━━━ Dataset rows
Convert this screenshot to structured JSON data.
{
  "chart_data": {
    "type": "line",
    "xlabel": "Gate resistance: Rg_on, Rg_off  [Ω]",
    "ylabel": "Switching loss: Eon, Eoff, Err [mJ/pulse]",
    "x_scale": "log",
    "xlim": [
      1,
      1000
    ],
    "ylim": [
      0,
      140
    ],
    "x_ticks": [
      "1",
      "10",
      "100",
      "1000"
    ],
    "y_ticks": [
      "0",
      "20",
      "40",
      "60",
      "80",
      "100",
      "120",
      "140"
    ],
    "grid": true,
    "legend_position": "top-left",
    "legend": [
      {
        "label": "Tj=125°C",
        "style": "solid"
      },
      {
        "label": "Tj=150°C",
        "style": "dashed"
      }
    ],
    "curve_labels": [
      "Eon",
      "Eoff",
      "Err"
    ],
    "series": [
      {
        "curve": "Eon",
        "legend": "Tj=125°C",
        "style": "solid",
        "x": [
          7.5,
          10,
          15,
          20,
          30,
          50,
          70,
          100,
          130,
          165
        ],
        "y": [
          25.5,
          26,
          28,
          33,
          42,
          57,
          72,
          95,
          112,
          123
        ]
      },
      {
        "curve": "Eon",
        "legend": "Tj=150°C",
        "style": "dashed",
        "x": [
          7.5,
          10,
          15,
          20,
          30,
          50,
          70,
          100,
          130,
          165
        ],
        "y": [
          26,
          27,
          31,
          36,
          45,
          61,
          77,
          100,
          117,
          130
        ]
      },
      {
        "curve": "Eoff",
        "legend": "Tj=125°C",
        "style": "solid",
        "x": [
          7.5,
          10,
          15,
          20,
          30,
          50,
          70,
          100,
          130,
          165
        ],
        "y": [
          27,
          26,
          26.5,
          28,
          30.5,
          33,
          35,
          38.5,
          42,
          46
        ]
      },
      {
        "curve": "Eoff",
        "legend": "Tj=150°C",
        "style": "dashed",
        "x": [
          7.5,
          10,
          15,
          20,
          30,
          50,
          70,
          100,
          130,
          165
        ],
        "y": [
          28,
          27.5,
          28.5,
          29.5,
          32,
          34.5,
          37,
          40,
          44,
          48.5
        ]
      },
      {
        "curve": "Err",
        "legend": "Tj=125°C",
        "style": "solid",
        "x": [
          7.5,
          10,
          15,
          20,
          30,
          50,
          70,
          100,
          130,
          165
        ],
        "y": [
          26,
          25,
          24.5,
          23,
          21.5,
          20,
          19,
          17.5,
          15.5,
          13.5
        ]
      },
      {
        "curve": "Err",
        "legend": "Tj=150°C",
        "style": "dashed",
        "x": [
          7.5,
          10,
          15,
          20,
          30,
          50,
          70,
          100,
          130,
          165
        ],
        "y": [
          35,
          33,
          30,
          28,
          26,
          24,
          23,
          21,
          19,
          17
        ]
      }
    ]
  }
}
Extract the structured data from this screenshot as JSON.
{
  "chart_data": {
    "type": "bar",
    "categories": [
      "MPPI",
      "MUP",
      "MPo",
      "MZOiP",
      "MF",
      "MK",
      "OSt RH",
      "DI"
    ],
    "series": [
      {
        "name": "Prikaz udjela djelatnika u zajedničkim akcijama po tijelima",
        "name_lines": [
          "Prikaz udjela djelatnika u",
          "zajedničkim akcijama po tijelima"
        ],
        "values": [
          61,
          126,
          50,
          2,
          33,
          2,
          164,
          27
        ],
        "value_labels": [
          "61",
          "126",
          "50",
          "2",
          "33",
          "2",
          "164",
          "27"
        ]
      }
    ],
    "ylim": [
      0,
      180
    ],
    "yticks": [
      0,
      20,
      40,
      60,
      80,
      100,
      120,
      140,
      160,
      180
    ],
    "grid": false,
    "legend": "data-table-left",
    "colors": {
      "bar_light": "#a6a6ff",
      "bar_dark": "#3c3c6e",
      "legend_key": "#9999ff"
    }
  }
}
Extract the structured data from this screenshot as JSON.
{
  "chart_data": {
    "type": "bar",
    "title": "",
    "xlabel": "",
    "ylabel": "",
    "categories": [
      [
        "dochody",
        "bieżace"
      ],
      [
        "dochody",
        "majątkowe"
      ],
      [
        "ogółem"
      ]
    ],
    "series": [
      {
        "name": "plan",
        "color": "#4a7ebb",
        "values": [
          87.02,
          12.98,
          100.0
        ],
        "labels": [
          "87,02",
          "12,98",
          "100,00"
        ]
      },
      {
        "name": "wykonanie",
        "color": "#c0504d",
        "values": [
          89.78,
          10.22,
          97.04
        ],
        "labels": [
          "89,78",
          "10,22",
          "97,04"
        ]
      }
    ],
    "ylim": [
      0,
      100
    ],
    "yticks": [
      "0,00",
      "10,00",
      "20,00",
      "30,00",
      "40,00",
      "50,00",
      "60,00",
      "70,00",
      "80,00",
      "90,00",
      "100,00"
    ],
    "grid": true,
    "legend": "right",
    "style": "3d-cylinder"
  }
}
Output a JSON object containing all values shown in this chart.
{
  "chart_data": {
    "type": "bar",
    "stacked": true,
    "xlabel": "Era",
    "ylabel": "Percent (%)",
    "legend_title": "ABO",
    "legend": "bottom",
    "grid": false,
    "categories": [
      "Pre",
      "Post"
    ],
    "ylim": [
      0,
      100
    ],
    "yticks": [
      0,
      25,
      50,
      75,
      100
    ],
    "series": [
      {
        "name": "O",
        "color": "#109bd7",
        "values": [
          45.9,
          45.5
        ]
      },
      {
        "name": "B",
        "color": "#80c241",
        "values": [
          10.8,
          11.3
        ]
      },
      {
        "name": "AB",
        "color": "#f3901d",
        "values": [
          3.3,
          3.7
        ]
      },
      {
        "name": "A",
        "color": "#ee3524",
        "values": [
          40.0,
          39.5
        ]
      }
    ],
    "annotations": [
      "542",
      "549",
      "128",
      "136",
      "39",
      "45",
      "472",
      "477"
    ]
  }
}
━━━━━━
** Aim **
Print again each line of the listing above, exactly as it appears.

** Written answer **
Convert this screenshot to structured JSON data.
{
  "chart_data": {
    "type": "line",
    "xlabel": "Gate resistance: Rg_on, Rg_off  [Ω]",
    "ylabel": "Switching loss: Eon, Eoff, Err [mJ/pulse]",
    "x_scale": "log",
    "xlim": [
      1,
      1000
    ],
    "ylim": [
      0,
      140
    ],
    "x_ticks": [
      "1",
      "10",
      "100",
      "1000"
    ],
    "y_ticks": [
      "0",
      "20",
      "40",
      "60",
      "80",
      "100",
      "120",
      "140"
    ],
    "grid": true,
    "legend_position": "top-left",
    "legend": [
      {
        "label": "Tj=125°C",
        "style": "solid"
      },
      {
        "label": "Tj=150°C",
        "style": "dashed"
      }
    ],
    "curve_labels": [
      "Eon",
      "Eoff",
      "Err"
    ],
    "series": [
      {
        "curve": "Eon",
        "legend": "Tj=125°C",
        "style": "solid",
        "x": [
          7.5,
          10,
          15,
          20,
          30,
          50,
          70,
          100,
          130,
          165
        ],
        "y": [
          25.5,
          26,
          28,
          33,
          42,
          57,
          72,
          95,
          112,
          123
        ]
      },
      {
        "curve": "Eon",
        "legend": "Tj=150°C",
        "style": "dashed",
        "x": [
          7.5,
          10,
          15,
          20,
          30,
          50,
          70,
          100,
          130,
          165
        ],
        "y": [
          26,
          27,
          31,
          36,
          45,
          61,
          77,
          100,
          117,
          130
        ]
      },
      {
        "curve": "Eoff",
        "legend": "Tj=125°C",
        "style": "solid",
        "x": [
          7.5,
          10,
          15,
          20,
          30,
          50,
          70,
          100,
          130,
          165
        ],
        "y": [
          27,
          26,
          26.5,
          28,
          30.5,
          33,
          35,
          38.5,
          42,
          46
        ]
      },
      {
        "curve": "Eoff",
        "legend": "Tj=150°C",
        "style": "dashed",
        "x": [
          7.5,
          10,
          15,
          20,
          30,
          50,
          70,
          100,
          130,
          165
        ],
        "y": [
          28,
          27.5,
          28.5,
          29.5,
          32,
          34.5,
          37,
          40,
          44,
          48.5
        ]
      },
      {
        "curve": "Err",
        "legend": "Tj=125°C",
        "style": "solid",
        "x": [
          7.5,
          10,
          15,
          20,
          30,
          50,
          70,
          100,
          130,
          165
        ],
        "y": [
          26,
          25,
          24.5,
          23,
          21.5,
          20,
          19,
          17.5,
          15.5,
          13.5
        ]
      },
      {
        "curve": "Err",
        "legend": "Tj=150°C",
        "style": "dashed",
        "x": [
          7.5,
          10,
          15,
          20,
          30,
          50,
          70,
          100,
          130,
          165
        ],
        "y": [
          35,
          33,
          30,
          28,
          26,
          24,
          23,
          21,
          19,
          17
        ]
      }
    ]
  }
}
Extract the structured data from this screenshot as JSON.
{
  "chart_data": {
    "type": "bar",
    "categories": [
      "MPPI",
      "MUP",
      "MPo",
      "MZOiP",
      "MF",
      "MK",
      "OSt RH",
      "DI"
    ],
    "series": [
      {
        "name": "Prikaz udjela djelatnika u zajedničkim akcijama po tijelima",
        "name_lines": [
          "Prikaz udjela djelatnika u",
          "zajedničkim akcijama po tijelima"
        ],
        "values": [
          61,
          126,
          50,
          2,
          33,
          2,
          164,
          27
        ],
        "value_labels": [
          "61",
          "126",
          "50",
          "2",
          "33",
          "2",
          "164",
          "27"
        ]
      }
    ],
    "ylim": [
      0,
      180
    ],
    "yticks": [
      0,
      20,
      40,
      60,
      80,
      100,
      120,
      140,
      160,
      180
    ],
    "grid": false,
    "legend": "data-table-left",
    "colors": {
      "bar_light": "#a6a6ff",
      "bar_dark": "#3c3c6e",
      "legend_key": "#9999ff"
    }
  }
}
Extract the structured data from this screenshot as JSON.
{
  "chart_data": {
    "type": "bar",
    "title": "",
    "xlabel": "",
    "ylabel": "",
    "categories": [
      [
        "dochody",
        "bieżace"
      ],
      [
        "dochody",
        "majątkowe"
      ],
      [
        "ogółem"
      ]
    ],
    "series": [
      {
        "name": "plan",
        "color": "#4a7ebb",
        "values": [
          87.02,
          12.98,
          100.0
        ],
        "labels": [
          "87,02",
          "12,98",
          "100,00"
        ]
      },
      {
        "name": "wykonanie",
        "color": "#c0504d",
        "values": [
          89.78,
          10.22,
          97.04
        ],
        "labels": [
          "89,78",
          "10,22",
          "97,04"
        ]
      }
    ],
    "ylim": [
      0,
      100
    ],
    "yticks": [
      "0,00",
      "10,00",
      "20,00",
      "30,00",
      "40,00",
      "50,00",
      "60,00",
      "70,00",
      "80,00",
      "90,00",
      "100,00"
    ],
    "grid": true,
    "legend": "right",
    "style": "3d-cylinder"
  }
}
Output a JSON object containing all values shown in this chart.
{
  "chart_data": {
    "type": "bar",
    "stacked": true,
    "xlabel": "Era",
    "ylabel": "Percent (%)",
    "legend_title": "ABO",
    "legend": "bottom",
    "grid": false,
    "categories": [
      "Pre",
      "Post"
    ],
    "ylim": [
      0,
      100
    ],
    "yticks": [
      0,
      25,
      50,
      75,
      100
    ],
    "series": [
      {
        "name": "O",
        "color": "#109bd7",
        "values": [
          45.9,
          45.5
        ]
      },
      {
        "name": "B",
        "color": "#80c241",
        "values": [
          10.8,
          11.3
        ]
      },
      {
        "name": "AB",
        "color": "#f3901d",
        "values": [
          3.3,
          3.7
        ]
      },
      {
        "name": "A",
        "color": "#ee3524",
        "values": [
          40.0,
          39.5
        ]
      }
    ],
    "annotations": [
      "542",
      "549",
      "128",
      "136",
      "39",
      "45",
      "472",
      "477"
    ]
  }
}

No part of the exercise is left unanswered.